The exercise: Copy each line exactly.

==========

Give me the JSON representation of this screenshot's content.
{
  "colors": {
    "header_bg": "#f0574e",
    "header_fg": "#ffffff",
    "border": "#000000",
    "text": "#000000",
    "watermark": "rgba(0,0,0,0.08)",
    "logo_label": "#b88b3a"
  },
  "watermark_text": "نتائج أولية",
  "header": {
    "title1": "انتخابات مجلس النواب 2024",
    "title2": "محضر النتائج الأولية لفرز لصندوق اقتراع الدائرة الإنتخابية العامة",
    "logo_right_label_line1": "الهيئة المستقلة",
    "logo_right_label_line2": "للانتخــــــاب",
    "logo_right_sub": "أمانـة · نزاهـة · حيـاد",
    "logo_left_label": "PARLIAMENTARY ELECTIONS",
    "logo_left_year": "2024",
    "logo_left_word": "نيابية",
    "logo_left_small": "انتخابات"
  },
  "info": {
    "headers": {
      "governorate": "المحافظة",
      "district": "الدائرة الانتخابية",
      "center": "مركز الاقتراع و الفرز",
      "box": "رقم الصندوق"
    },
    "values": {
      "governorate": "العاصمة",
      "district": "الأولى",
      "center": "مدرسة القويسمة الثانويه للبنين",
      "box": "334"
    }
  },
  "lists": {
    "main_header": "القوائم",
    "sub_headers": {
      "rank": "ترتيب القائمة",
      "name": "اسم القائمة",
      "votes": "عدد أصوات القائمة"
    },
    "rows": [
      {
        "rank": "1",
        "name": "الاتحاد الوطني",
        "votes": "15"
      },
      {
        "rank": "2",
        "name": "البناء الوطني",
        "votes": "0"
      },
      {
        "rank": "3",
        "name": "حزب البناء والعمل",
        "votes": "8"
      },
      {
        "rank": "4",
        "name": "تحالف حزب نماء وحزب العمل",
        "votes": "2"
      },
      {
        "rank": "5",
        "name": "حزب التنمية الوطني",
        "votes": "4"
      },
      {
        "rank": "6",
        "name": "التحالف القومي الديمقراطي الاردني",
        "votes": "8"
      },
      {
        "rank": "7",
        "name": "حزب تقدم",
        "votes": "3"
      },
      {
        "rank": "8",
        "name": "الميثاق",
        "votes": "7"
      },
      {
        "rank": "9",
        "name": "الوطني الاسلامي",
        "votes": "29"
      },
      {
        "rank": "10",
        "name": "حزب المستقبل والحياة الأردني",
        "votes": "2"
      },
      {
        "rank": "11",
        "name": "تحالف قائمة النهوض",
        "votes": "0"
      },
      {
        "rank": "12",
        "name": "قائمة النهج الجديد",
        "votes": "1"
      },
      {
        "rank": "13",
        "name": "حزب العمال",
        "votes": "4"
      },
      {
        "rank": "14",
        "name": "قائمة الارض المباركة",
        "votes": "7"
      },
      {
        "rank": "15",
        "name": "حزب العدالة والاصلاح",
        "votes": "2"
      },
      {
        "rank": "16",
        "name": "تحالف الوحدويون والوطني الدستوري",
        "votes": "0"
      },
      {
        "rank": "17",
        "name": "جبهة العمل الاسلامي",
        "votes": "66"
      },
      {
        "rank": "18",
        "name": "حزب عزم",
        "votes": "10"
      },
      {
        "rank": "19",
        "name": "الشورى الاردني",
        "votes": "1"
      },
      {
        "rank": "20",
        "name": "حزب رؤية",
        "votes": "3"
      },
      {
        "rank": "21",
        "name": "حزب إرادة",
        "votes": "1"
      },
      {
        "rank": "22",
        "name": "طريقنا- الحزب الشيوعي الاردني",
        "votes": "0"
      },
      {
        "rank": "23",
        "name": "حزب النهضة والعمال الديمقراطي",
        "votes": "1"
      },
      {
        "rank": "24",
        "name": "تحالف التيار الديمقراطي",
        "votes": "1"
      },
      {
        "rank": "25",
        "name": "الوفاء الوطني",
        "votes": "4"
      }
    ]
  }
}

==========

The answer:
Give me the JSON representation of this screenshot's content.
{
  "colors": {
    "header_bg": "#f0574e",
    "header_fg": "#ffffff",
    "border": "#000000",
    "text": "#000000",
    "watermark": "rgba(0,0,0,0.08)",
    "logo_label": "#b88b3a"
  },
  "watermark_text": "نتائج أولية",
  "header": {
    "title1": "انتخابات مجلس النواب 2024",
    "title2": "محضر النتائج الأولية لفرز لصندوق اقتراع الدائرة الإنتخابية العامة",
    "logo_right_label_line1": "الهيئة المستقلة",
    "logo_right_label_line2": "للانتخــــــاب",
    "logo_right_sub": "أمانـة · نزاهـة · حيـاد",
    "logo_left_label": "PARLIAMENTARY ELECTIONS",
    "logo_left_year": "2024",
    "logo_left_word": "نيابية",
    "logo_left_small": "انتخابات"
  },
  "info": {
    "headers": {
      "governorate": "المحافظة",
      "district": "الدائرة الانتخابية",
      "center": "مركز الاقتراع و الفرز",
      "box": "رقم الصندوق"
    },
    "values": {
      "governorate": "العاصمة",
      "district": "الأولى",
      "center": "مدرسة القويسمة الثانويه للبنين",
      "box": "334"
    }
  },
  "lists": {
    "main_header": "القوائم",
    "sub_headers": {
      "rank": "ترتيب القائمة",
      "name": "اسم القائمة",
      "votes": "عدد أصوات القائمة"
    },
    "rows": [
      {
        "rank": "1",
        "name": "الاتحاد الوطني",
        "votes": "15"
      },
      {
        "rank": "2",
        "name": "البناء الوطني",
        "votes": "0"
      },
      {
        "rank": "3",
        "name": "حزب البناء والعمل",
        "votes": "8"
      },
      {
        "rank": "4",
        "name": "تحالف حزب نماء وحزب العمل",
        "votes": "2"
      },
      {
        "rank": "5",
        "name": "حزب التنمية الوطني",
        "votes": "4"
      },
      {
        "rank": "6",
        "name": "التحالف القومي الديمقراطي الاردني",
        "votes": "8"
      },
      {
        "rank": "7",
        "name": "حزب تقدم",
        "votes": "3"
      },
      {
        "rank": "8",
        "name": "الميثاق",
        "votes": "7"
      },
      {
        "rank": "9",
        "name": "الوطني الاسلامي",
        "votes": "29"
      },
      {
        "rank": "10",
        "name": "حزب المستقبل والحياة الأردني",
        "votes": "2"
      },
      {
        "rank": "11",
        "name": "تحالف قائمة النهوض",
        "votes": "0"
      },
      {
        "rank": "12",
        "name": "قائمة النهج الجديد",
        "votes": "1"
      },
      {
        "rank": "13",
        "name": "حزب العمال",
        "votes": "4"
      },
      {
        "rank": "14",
        "name": "قائمة الارض المباركة",
        "votes": "7"
      },
      {
        "rank": "15",
        "name": "حزب العدالة والاصلاح",
        "votes": "2"
      },
      {
        "rank": "16",
        "name": "تحالف الوحدويون والوطني الدستوري",
        "votes": "0"
      },
      {
        "rank": "17",
        "name": "جبهة العمل الاسلامي",
        "votes": "66"
      },
      {
        "rank": "18",
        "name": "حزب عزم",
        "votes": "10"
      },
      {
        "rank": "19",
        "name": "الشورى الاردني",
        "votes": "1"
      },
      {
        "rank": "20",
        "name": "حزب رؤية",
        "votes": "3"
      },
      {
        "rank": "21",
        "name": "حزب إرادة",
        "votes": "1"
      },
      {
        "rank": "22",
        "name": "طريقنا- الحزب الشيوعي الاردني",
        "votes": "0"
      },
      {
        "rank": "23",
        "name": "حزب النهضة والعمال الديمقراطي",
        "votes": "1"
      },
      {
        "rank": "24",
        "name": "تحالف التيار الديمقراطي",
        "votes": "1"
      },
      {
        "rank": "25",
        "name": "الوفاء الوطني",
        "votes": "4"
      }
    ]
  }
}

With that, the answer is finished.